Data entries for graphics

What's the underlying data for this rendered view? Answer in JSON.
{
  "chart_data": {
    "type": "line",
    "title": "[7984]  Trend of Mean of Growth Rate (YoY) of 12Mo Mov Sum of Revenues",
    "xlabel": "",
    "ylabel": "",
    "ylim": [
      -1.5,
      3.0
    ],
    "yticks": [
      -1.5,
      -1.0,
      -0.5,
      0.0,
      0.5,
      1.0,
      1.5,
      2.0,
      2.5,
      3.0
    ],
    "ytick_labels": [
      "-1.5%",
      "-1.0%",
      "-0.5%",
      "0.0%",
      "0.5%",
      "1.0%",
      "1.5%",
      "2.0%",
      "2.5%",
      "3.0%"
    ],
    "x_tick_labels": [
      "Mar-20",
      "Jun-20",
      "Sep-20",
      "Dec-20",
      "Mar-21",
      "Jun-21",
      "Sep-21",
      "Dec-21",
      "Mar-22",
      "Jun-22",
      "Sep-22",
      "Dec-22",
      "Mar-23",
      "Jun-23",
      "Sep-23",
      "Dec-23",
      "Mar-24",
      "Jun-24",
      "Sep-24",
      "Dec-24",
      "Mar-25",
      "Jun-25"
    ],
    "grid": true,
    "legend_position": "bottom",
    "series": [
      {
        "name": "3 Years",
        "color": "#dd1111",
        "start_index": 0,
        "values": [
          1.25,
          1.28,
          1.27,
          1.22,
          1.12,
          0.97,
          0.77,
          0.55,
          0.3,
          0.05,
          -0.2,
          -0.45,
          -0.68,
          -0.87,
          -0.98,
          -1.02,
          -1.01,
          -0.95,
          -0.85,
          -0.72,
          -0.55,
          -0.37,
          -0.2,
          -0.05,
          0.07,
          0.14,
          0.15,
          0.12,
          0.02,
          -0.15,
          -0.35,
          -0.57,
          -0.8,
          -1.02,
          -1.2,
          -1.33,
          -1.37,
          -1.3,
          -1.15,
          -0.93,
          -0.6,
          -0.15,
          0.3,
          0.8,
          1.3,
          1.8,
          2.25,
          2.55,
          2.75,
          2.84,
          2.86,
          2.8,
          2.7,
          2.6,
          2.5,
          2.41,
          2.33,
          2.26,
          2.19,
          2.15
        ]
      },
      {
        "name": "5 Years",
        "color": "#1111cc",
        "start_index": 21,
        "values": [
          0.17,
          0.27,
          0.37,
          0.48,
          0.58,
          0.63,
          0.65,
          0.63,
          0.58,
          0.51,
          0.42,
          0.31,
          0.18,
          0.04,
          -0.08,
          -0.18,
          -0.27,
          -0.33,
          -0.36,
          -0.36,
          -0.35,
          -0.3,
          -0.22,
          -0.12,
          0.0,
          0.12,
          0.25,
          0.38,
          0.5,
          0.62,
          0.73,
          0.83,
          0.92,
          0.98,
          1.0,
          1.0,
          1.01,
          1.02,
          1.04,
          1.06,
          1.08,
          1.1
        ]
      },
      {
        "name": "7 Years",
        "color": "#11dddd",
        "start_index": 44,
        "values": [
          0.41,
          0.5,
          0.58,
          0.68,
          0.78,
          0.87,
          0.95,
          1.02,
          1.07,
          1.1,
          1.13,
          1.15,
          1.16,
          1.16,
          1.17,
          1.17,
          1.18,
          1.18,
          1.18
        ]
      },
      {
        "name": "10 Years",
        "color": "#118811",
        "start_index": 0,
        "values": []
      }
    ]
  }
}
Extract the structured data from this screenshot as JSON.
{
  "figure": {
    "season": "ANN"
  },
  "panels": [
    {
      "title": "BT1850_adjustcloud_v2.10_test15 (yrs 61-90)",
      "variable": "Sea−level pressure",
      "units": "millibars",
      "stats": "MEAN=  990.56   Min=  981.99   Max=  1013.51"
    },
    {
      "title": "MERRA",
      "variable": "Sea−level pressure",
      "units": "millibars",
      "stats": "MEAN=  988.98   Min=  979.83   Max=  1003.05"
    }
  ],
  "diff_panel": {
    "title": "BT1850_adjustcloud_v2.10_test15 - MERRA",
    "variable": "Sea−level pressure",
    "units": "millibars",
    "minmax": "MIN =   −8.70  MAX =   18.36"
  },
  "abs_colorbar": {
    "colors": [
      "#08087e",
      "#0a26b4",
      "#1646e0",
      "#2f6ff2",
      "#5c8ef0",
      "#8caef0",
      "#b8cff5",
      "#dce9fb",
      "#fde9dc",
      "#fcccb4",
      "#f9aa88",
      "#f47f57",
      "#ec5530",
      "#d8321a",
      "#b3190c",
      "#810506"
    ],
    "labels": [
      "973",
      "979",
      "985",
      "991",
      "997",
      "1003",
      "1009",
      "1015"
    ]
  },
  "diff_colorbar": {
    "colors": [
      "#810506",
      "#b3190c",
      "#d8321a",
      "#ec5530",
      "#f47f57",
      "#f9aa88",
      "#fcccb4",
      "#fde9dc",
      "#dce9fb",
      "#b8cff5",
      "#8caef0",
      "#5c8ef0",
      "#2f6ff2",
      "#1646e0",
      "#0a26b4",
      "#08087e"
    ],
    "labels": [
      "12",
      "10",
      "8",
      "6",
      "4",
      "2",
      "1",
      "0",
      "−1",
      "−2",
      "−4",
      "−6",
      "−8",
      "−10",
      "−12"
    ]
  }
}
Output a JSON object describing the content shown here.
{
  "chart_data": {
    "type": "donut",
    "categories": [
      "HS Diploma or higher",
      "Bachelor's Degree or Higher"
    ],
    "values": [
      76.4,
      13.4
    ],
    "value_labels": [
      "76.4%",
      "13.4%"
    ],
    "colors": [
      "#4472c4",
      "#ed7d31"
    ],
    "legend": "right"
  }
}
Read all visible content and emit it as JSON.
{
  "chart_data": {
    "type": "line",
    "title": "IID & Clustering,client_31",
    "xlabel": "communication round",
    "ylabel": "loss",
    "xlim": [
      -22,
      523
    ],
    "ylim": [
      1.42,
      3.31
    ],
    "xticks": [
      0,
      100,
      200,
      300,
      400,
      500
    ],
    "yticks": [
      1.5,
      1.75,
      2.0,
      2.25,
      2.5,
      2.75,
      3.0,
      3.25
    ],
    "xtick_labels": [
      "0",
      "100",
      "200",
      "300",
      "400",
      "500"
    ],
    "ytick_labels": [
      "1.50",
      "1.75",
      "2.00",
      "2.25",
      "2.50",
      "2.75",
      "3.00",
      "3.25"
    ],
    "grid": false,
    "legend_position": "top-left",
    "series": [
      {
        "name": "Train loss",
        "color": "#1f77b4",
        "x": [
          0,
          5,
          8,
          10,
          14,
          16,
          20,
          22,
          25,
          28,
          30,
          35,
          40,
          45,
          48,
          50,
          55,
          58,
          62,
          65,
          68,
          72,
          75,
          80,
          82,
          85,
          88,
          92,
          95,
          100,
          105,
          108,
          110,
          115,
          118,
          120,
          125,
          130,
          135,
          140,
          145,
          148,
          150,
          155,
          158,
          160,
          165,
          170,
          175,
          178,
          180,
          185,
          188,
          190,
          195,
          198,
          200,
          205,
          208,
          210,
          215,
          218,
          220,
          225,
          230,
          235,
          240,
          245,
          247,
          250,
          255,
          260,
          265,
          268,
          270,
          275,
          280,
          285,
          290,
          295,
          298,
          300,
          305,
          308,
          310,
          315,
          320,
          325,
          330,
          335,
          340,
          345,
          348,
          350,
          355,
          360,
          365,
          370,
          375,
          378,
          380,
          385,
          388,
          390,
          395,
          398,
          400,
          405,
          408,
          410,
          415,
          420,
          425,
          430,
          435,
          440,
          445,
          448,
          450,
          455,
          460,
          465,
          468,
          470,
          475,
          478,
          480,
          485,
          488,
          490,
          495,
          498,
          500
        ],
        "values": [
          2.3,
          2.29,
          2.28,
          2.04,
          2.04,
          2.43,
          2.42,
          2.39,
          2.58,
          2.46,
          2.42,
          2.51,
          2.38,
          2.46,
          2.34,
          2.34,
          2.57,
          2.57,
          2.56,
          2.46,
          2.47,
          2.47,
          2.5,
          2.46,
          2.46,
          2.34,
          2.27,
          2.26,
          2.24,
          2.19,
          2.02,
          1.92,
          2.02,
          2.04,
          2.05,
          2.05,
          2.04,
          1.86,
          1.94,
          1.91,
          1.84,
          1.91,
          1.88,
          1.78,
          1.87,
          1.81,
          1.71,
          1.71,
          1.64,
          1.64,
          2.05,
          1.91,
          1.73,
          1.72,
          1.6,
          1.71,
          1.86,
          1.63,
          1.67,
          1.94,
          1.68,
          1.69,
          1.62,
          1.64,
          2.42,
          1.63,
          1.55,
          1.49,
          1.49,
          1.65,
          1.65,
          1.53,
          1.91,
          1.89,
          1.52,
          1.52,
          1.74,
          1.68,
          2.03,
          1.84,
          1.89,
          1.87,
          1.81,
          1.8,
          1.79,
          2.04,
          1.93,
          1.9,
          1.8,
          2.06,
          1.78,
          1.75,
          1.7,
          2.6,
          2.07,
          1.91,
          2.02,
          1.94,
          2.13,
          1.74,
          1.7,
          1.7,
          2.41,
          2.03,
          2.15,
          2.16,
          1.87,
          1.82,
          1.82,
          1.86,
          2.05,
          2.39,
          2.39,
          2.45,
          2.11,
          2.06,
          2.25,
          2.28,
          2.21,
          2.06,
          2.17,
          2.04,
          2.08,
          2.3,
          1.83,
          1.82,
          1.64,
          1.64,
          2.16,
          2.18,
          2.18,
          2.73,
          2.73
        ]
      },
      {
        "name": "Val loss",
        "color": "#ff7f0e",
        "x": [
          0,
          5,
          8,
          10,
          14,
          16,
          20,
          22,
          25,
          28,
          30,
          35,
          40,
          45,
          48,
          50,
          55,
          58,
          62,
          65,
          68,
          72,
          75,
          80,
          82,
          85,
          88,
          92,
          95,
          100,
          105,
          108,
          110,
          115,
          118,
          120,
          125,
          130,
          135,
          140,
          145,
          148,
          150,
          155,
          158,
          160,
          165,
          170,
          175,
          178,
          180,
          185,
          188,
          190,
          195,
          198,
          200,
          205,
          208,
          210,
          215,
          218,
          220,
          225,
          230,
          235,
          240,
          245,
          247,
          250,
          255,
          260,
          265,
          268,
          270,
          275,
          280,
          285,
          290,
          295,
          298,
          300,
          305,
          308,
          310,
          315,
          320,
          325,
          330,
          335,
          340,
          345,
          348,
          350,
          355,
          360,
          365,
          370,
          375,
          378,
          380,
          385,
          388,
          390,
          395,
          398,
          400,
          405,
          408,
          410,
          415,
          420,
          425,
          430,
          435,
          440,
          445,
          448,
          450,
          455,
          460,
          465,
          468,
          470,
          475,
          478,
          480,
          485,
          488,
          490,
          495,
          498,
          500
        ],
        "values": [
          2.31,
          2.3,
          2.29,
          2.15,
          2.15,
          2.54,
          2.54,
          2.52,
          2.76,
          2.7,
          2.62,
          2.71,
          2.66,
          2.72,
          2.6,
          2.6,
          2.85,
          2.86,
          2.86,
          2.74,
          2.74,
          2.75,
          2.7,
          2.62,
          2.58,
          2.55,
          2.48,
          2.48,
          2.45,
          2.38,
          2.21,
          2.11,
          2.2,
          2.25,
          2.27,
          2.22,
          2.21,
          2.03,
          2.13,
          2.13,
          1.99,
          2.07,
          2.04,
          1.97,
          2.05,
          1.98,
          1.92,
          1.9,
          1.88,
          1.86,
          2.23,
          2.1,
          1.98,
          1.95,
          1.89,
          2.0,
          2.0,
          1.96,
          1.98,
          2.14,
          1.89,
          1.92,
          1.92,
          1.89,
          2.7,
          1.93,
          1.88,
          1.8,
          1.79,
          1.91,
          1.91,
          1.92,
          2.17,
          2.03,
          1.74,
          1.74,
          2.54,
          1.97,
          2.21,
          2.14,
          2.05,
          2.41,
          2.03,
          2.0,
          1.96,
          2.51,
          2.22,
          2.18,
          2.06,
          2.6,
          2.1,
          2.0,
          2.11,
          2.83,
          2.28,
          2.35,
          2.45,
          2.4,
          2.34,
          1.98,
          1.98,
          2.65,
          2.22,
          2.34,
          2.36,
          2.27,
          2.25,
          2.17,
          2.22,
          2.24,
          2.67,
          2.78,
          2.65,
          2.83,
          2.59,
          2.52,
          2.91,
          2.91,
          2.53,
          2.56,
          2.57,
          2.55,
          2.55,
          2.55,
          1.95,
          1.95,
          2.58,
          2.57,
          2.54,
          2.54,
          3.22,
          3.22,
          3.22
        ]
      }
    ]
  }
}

> [STATED PROBLEM]
Gather up the lines that contain the word "MERRA".

> [THE OUTPUT]
      "title": "MERRA",
    "title": "BT1850_adjustcloud_v2.10_test15 - MERRA",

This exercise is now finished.